-------- SOURCE MATERIAL

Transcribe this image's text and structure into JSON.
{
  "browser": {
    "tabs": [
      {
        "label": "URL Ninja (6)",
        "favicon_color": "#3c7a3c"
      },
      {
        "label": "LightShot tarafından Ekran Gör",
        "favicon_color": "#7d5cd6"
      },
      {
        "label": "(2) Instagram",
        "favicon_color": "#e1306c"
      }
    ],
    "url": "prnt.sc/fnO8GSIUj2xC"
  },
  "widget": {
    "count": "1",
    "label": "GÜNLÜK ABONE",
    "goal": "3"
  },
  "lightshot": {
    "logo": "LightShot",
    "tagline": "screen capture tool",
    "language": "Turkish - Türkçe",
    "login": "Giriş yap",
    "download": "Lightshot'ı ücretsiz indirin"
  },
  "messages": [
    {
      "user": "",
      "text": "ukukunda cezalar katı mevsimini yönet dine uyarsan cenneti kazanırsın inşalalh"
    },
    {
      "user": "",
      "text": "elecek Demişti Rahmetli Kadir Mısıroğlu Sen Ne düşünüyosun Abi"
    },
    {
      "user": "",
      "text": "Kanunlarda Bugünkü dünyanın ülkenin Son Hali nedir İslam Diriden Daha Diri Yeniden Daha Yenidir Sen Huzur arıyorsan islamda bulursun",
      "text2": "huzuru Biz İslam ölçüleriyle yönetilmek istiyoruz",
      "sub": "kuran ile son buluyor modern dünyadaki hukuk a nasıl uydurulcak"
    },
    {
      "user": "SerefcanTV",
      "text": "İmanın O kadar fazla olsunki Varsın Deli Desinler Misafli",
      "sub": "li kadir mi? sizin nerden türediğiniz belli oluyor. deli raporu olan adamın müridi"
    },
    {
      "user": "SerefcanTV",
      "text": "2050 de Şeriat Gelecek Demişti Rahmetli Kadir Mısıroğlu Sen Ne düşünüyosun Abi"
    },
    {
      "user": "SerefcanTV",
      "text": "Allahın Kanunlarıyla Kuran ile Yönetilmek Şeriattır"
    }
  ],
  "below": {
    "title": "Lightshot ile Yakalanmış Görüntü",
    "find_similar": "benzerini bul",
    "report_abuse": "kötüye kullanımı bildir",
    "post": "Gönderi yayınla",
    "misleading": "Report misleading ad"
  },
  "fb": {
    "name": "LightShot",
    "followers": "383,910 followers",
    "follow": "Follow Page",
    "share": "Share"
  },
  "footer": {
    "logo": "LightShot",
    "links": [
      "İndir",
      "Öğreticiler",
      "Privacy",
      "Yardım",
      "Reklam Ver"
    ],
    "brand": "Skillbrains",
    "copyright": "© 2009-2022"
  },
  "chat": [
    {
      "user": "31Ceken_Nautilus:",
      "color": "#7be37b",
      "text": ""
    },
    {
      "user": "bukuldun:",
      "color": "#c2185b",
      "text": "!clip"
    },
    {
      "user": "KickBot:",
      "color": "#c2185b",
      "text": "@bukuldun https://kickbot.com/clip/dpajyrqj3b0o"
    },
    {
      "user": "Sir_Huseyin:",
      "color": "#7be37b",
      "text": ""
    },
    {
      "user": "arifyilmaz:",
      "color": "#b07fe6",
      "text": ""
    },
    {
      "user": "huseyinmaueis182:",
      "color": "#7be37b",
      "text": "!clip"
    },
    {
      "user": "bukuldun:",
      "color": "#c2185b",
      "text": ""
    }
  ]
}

----------------

**TASK OBJECTIVE:** Reproduce all the data word for word.

**EXERCISE ANSWER:**
Transcribe this image's text and structure into JSON.
{
  "browser": {
    "tabs": [
      {
        "label": "URL Ninja (6)",
        "favicon_color": "#3c7a3c"
      },
      {
        "label": "LightShot tarafından Ekran Gör",
        "favicon_color": "#7d5cd6"
      },
      {
        "label": "(2) Instagram",
        "favicon_color": "#e1306c"
      }
    ],
    "url": "prnt.sc/fnO8GSIUj2xC"
  },
  "widget": {
    "count": "1",
    "label": "GÜNLÜK ABONE",
    "goal": "3"
  },
  "lightshot": {
    "logo": "LightShot",
    "tagline": "screen capture tool",
    "language": "Turkish - Türkçe",
    "login": "Giriş yap",
    "download": "Lightshot'ı ücretsiz indirin"
  },
  "messages": [
    {
      "user": "",
      "text": "ukukunda cezalar katı mevsimini yönet dine uyarsan cenneti kazanırsın inşalalh"
    },
    {
      "user": "",
      "text": "elecek Demişti Rahmetli Kadir Mısıroğlu Sen Ne düşünüyosun Abi"
    },
    {
      "user": "",
      "text": "Kanunlarda Bugünkü dünyanın ülkenin Son Hali nedir İslam Diriden Daha Diri Yeniden Daha Yenidir Sen Huzur arıyorsan islamda bulursun",
      "text2": "huzuru Biz İslam ölçüleriyle yönetilmek istiyoruz",
      "sub": "kuran ile son buluyor modern dünyadaki hukuk a nasıl uydurulcak"
    },
    {
      "user": "SerefcanTV",
      "text": "İmanın O kadar fazla olsunki Varsın Deli Desinler Misafli",
      "sub": "li kadir mi? sizin nerden türediğiniz belli oluyor. deli raporu olan adamın müridi"
    },
    {
      "user": "SerefcanTV",
      "text": "2050 de Şeriat Gelecek Demişti Rahmetli Kadir Mısıroğlu Sen Ne düşünüyosun Abi"
    },
    {
      "user": "SerefcanTV",
      "text": "Allahın Kanunlarıyla Kuran ile Yönetilmek Şeriattır"
    }
  ],
  "below": {
    "title": "Lightshot ile Yakalanmış Görüntü",
    "find_similar": "benzerini bul",
    "report_abuse": "kötüye kullanımı bildir",
    "post": "Gönderi yayınla",
    "misleading": "Report misleading ad"
  },
  "fb": {
    "name": "LightShot",
    "followers": "383,910 followers",
    "follow": "Follow Page",
    "share": "Share"
  },
  "footer": {
    "logo": "LightShot",
    "links": [
      "İndir",
      "Öğreticiler",
      "Privacy",
      "Yardım",
      "Reklam Ver"
    ],
    "brand": "Skillbrains",
    "copyright": "© 2009-2022"
  },
  "chat": [
    {
      "user": "31Ceken_Nautilus:",
      "color": "#7be37b",
      "text": ""
    },
    {
      "user": "bukuldun:",
      "color": "#c2185b",
      "text": "!clip"
    },
    {
      "user": "KickBot:",
      "color": "#c2185b",
      "text": "@bukuldun https://kickbot.com/clip/dpajyrqj3b0o"
    },
    {
      "user": "Sir_Huseyin:",
      "color": "#7be37b",
      "text": ""
    },
    {
      "user": "arifyilmaz:",
      "color": "#b07fe6",
      "text": ""
    },
    {
      "user": "huseyinmaueis182:",
      "color": "#7be37b",
      "text": "!clip"
    },
    {
      "user": "bukuldun:",
      "color": "#c2185b",
      "text": ""
    }
  ]
}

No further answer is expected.